[EXERCISE]
Go through the entries below and write each one out exactly.

··· AVAILABLE RECORDS

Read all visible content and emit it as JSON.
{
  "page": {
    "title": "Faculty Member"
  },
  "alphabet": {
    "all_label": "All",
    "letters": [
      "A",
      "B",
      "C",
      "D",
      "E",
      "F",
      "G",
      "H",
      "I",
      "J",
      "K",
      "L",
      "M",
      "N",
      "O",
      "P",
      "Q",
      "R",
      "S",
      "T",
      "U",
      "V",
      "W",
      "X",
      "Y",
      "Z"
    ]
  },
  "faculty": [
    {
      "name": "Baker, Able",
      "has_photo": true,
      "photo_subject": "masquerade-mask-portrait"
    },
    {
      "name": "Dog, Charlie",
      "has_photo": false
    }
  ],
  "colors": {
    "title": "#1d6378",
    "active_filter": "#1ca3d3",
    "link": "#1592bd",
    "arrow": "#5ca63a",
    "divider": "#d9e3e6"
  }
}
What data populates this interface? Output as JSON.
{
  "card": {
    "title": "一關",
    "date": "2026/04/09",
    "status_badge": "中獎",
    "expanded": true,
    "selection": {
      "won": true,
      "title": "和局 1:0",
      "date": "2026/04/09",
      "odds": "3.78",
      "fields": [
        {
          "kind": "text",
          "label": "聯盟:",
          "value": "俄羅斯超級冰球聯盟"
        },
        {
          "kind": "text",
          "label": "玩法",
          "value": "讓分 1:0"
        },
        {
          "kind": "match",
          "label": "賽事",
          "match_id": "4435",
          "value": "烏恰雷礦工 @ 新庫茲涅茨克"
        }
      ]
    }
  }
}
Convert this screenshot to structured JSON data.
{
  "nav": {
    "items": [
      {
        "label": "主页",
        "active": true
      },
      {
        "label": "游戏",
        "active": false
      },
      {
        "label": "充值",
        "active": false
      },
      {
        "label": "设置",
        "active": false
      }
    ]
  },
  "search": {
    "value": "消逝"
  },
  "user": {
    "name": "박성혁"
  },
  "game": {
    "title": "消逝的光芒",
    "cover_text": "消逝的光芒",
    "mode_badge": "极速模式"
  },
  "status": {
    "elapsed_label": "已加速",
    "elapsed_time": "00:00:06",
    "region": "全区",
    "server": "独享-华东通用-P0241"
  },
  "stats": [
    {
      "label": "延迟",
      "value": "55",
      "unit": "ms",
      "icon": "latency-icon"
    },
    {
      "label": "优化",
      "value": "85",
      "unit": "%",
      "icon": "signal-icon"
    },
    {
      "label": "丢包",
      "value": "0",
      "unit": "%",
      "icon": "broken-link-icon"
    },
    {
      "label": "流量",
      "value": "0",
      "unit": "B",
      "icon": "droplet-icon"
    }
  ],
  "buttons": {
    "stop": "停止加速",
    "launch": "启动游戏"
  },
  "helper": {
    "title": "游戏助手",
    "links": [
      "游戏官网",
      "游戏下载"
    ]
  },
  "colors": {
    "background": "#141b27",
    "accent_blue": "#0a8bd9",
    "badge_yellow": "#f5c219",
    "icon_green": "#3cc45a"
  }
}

······

[RESULT FOR THIS EXERCISE]
Read all visible content and emit it as JSON.
{
  "page": {
    "title": "Faculty Member"
  },
  "alphabet": {
    "all_label": "All",
    "letters": [
      "A",
      "B",
      "C",
      "D",
      "E",
      "F",
      "G",
      "H",
      "I",
      "J",
      "K",
      "L",
      "M",
      "N",
      "O",
      "P",
      "Q",
      "R",
      "S",
      "T",
      "U",
      "V",
      "W",
      "X",
      "Y",
      "Z"
    ]
  },
  "faculty": [
    {
      "name": "Baker, Able",
      "has_photo": true,
      "photo_subject": "masquerade-mask-portrait"
    },
    {
      "name": "Dog, Charlie",
      "has_photo": false
    }
  ],
  "colors": {
    "title": "#1d6378",
    "active_filter": "#1ca3d3",
    "link": "#1592bd",
    "arrow": "#5ca63a",
    "divider": "#d9e3e6"
  }
}
What data populates this interface? Output as JSON.
{
  "card": {
    "title": "一關",
    "date": "2026/04/09",
    "status_badge": "中獎",
    "expanded": true,
    "selection": {
      "won": true,
      "title": "和局 1:0",
      "date": "2026/04/09",
      "odds": "3.78",
      "fields": [
        {
          "kind": "text",
          "label": "聯盟:",
          "value": "俄羅斯超級冰球聯盟"
        },
        {
          "kind": "text",
          "label": "玩法",
          "value": "讓分 1:0"
        },
        {
          "kind": "match",
          "label": "賽事",
          "match_id": "4435",
          "value": "烏恰雷礦工 @ 新庫茲涅茨克"
        }
      ]
    }
  }
}
Convert this screenshot to structured JSON data.
{
  "nav": {
    "items": [
      {
        "label": "主页",
        "active": true
      },
      {
        "label": "游戏",
        "active": false
      },
      {
        "label": "充值",
        "active": false
      },
      {
        "label": "设置",
        "active": false
      }
    ]
  },
  "search": {
    "value": "消逝"
  },
  "user": {
    "name": "박성혁"
  },
  "game": {
    "title": "消逝的光芒",
    "cover_text": "消逝的光芒",
    "mode_badge": "极速模式"
  },
  "status": {
    "elapsed_label": "已加速",
    "elapsed_time": "00:00:06",
    "region": "全区",
    "server": "独享-华东通用-P0241"
  },
  "stats": [
    {
      "label": "延迟",
      "value": "55",
      "unit": "ms",
      "icon": "latency-icon"
    },
    {
      "label": "优化",
      "value": "85",
      "unit": "%",
      "icon": "signal-icon"
    },
    {
      "label": "丢包",
      "value": "0",
      "unit": "%",
      "icon": "broken-link-icon"
    },
    {
      "label": "流量",
      "value": "0",
      "unit": "B",
      "icon": "droplet-icon"
    }
  ],
  "buttons": {
    "stop": "停止加速",
    "launch": "启动游戏"
  },
  "helper": {
    "title": "游戏助手",
    "links": [
      "游戏官网",
      "游戏下载"
    ]
  },
  "colors": {
    "background": "#141b27",
    "accent_blue": "#0a8bd9",
    "badge_yellow": "#f5c219",
    "icon_green": "#3cc45a"
  }
}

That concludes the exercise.